• [WHAT YOU NEED TO DO]:
Filter the records below down to lines containing "ylabel".

(Part of a data file)
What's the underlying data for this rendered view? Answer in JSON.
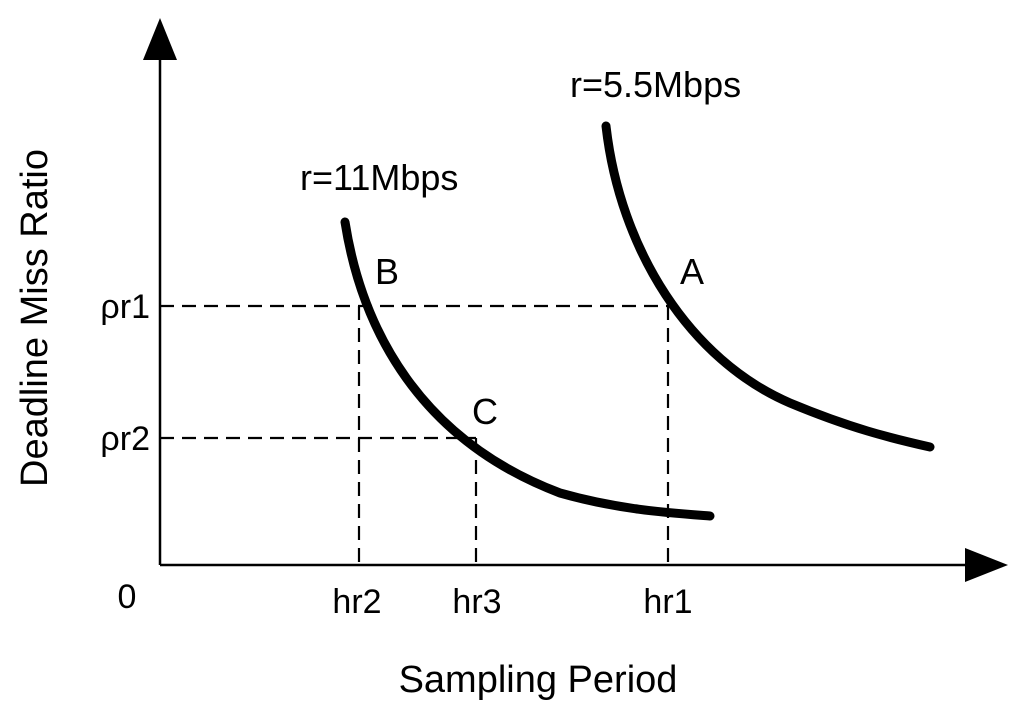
{
  "chart_data": {
    "type": "line",
    "title": "",
    "xlabel": "Sampling Period",
    "ylabel": "Deadline Miss Ratio",
    "origin_label": "0",
    "x_ticks": [
      "hr2",
      "hr3",
      "hr1"
    ],
    "y_ticks": [
      "ρr1",
      "ρr2"
    ],
    "grid": false,
    "series": [
      {
        "name": "r=11Mbps"
      },
      {
        "name": "r=5.5Mbps"
      }
    ],
    "points": [
      {
        "label": "A",
        "series": "r=5.5Mbps",
        "x": "hr1",
        "y": "ρr1"
      },
      {
        "label": "B",
        "series": "r=11Mbps",
        "x": "hr2",
        "y": "ρr1"
      },
      {
        "label": "C",
        "series": "r=11Mbps",
        "x": "hr3",
        "y": "ρr2"
      }
    ]
  }
}
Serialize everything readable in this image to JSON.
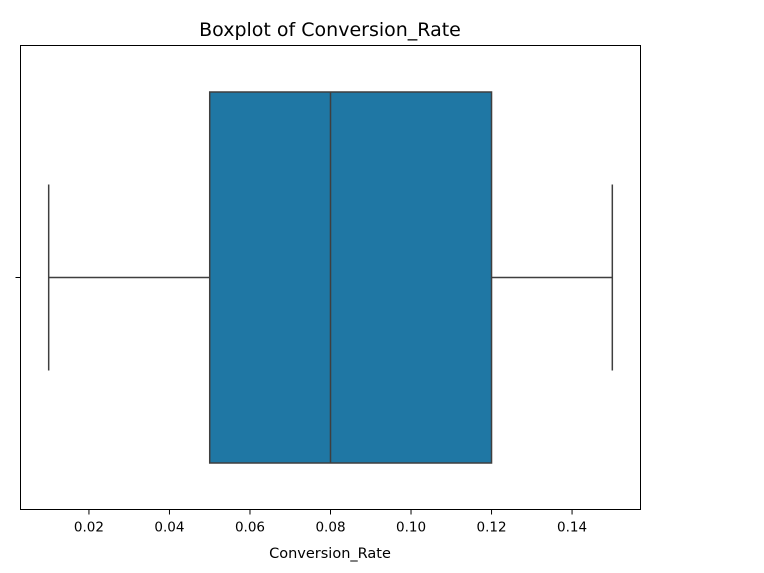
{
  "chart_data": {
    "type": "boxplot",
    "title": "Boxplot of Conversion_Rate",
    "xlabel": "Conversion_Rate",
    "ylabel": "",
    "orientation": "horizontal",
    "xlim": [
      0.003,
      0.157
    ],
    "xticks": [
      0.02,
      0.04,
      0.06,
      0.08,
      0.1,
      0.12,
      0.14
    ],
    "xtick_labels": [
      "0.02",
      "0.04",
      "0.06",
      "0.08",
      "0.10",
      "0.12",
      "0.14"
    ],
    "yticks": [
      ""
    ],
    "grid": false,
    "series": [
      {
        "whisker_low": 0.01,
        "q1": 0.05,
        "median": 0.08,
        "q3": 0.12,
        "whisker_high": 0.15
      }
    ],
    "colors": {
      "box_fill": "#1f77a4",
      "line": "#3f3f3f",
      "frame": "#000000"
    }
  }
}
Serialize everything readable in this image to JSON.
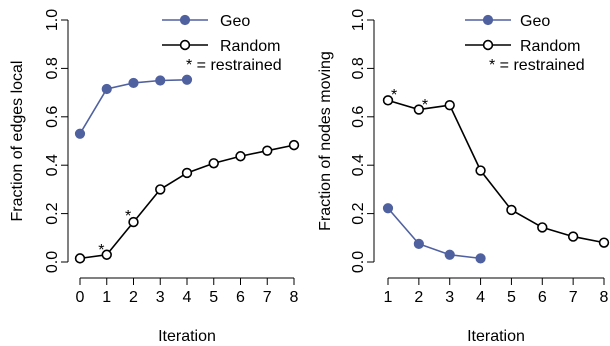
{
  "chart_data": [
    {
      "type": "line",
      "title": "",
      "xlabel": "Iteration",
      "ylabel": "Fraction of edges local",
      "xlim": [
        0,
        8
      ],
      "ylim": [
        0,
        1
      ],
      "xticks": [
        0,
        1,
        2,
        3,
        4,
        5,
        6,
        7,
        8
      ],
      "xtick_labels": [
        "0",
        "1",
        "2",
        "3",
        "4",
        "5",
        "6",
        "7",
        "8"
      ],
      "yticks": [
        0,
        0.2,
        0.4,
        0.6,
        0.8,
        1.0
      ],
      "ytick_labels": [
        "0.0",
        "0.2",
        "0.4",
        "0.6",
        "0.8",
        "1.0"
      ],
      "legend": {
        "position": "top-right",
        "note": "* = restrained"
      },
      "series": [
        {
          "name": "Geo",
          "color": "#5061a0",
          "marker": "filled-circle",
          "x": [
            0,
            1,
            2,
            3,
            4
          ],
          "y": [
            0.53,
            0.715,
            0.74,
            0.75,
            0.753
          ]
        },
        {
          "name": "Random",
          "color": "#000000",
          "marker": "open-circle",
          "x": [
            0,
            1,
            2,
            3,
            4,
            5,
            6,
            7,
            8
          ],
          "y": [
            0.015,
            0.03,
            0.165,
            0.3,
            0.368,
            0.408,
            0.437,
            0.46,
            0.483
          ]
        }
      ],
      "annotations": [
        {
          "text": "*",
          "x": 0.8,
          "y": 0.07
        },
        {
          "text": "*",
          "x": 1.8,
          "y": 0.21
        }
      ]
    },
    {
      "type": "line",
      "title": "",
      "xlabel": "Iteration",
      "ylabel": "Fraction of nodes moving",
      "xlim": [
        1,
        8
      ],
      "ylim": [
        0,
        1
      ],
      "xticks": [
        1,
        2,
        3,
        4,
        5,
        6,
        7,
        8
      ],
      "xtick_labels": [
        "1",
        "2",
        "3",
        "4",
        "5",
        "6",
        "7",
        "8"
      ],
      "yticks": [
        0,
        0.2,
        0.4,
        0.6,
        0.8,
        1.0
      ],
      "ytick_labels": [
        "0.0",
        "0.2",
        "0.4",
        "0.6",
        "0.8",
        "1.0"
      ],
      "legend": {
        "position": "top-right",
        "note": "* = restrained"
      },
      "series": [
        {
          "name": "Geo",
          "color": "#5061a0",
          "marker": "filled-circle",
          "x": [
            1,
            2,
            3,
            4
          ],
          "y": [
            0.222,
            0.075,
            0.03,
            0.015
          ]
        },
        {
          "name": "Random",
          "color": "#000000",
          "marker": "open-circle",
          "x": [
            1,
            2,
            3,
            4,
            5,
            6,
            7,
            8
          ],
          "y": [
            0.668,
            0.63,
            0.648,
            0.378,
            0.215,
            0.143,
            0.105,
            0.08
          ]
        }
      ],
      "annotations": [
        {
          "text": "*",
          "x": 1.2,
          "y": 0.71
        },
        {
          "text": "*",
          "x": 2.2,
          "y": 0.67
        }
      ]
    }
  ]
}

• [TASK ANSWER]:
    "ylabel": "Deadline Miss Ratio",
    "ylabel": "",
      "ylabel": "Fraction of edges local",
      "ylabel": "Fraction of nodes moving",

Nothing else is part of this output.